*THE TASK*.
From the entries that follow, list every line in which the string "Decorative" appears.

*INPUT FOR THIS TASK*.

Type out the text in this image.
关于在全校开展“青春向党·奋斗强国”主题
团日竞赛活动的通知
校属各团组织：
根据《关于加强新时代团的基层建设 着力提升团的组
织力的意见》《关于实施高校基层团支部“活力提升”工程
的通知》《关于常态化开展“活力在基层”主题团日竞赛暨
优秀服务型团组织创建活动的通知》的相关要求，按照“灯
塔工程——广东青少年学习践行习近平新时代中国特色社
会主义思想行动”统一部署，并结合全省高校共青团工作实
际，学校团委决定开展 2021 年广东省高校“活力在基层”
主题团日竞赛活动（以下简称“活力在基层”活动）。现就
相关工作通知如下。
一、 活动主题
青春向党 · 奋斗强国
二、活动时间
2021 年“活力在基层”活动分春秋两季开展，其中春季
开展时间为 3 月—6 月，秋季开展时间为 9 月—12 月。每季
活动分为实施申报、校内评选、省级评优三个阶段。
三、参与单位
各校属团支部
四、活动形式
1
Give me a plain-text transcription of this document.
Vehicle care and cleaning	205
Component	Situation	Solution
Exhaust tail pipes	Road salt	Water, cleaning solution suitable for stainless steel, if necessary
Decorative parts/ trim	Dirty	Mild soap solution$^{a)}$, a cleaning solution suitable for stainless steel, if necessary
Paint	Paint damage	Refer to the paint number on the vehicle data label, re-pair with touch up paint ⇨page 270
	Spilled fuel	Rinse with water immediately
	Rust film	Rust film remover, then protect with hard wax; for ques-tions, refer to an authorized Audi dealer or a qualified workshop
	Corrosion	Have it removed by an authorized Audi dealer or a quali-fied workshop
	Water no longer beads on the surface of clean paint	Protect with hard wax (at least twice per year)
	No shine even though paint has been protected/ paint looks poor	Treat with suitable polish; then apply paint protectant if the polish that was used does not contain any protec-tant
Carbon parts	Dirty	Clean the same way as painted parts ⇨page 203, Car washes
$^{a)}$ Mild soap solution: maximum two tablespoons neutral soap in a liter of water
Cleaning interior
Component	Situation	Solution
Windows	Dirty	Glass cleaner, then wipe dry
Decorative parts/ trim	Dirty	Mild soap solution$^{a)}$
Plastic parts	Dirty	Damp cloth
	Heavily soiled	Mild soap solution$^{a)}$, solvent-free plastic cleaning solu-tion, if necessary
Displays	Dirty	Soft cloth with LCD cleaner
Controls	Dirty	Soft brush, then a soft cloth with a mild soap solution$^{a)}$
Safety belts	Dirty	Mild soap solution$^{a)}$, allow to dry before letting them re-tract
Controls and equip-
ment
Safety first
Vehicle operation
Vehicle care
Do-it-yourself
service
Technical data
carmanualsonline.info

*EXERCISE ANSWER*.
Decorative parts/ trim	Dirty	Mild soap solution$^{a)}$, a cleaning solution suitable for stainless steel, if necessary
Decorative parts/ trim	Dirty	Mild soap solution$^{a)}$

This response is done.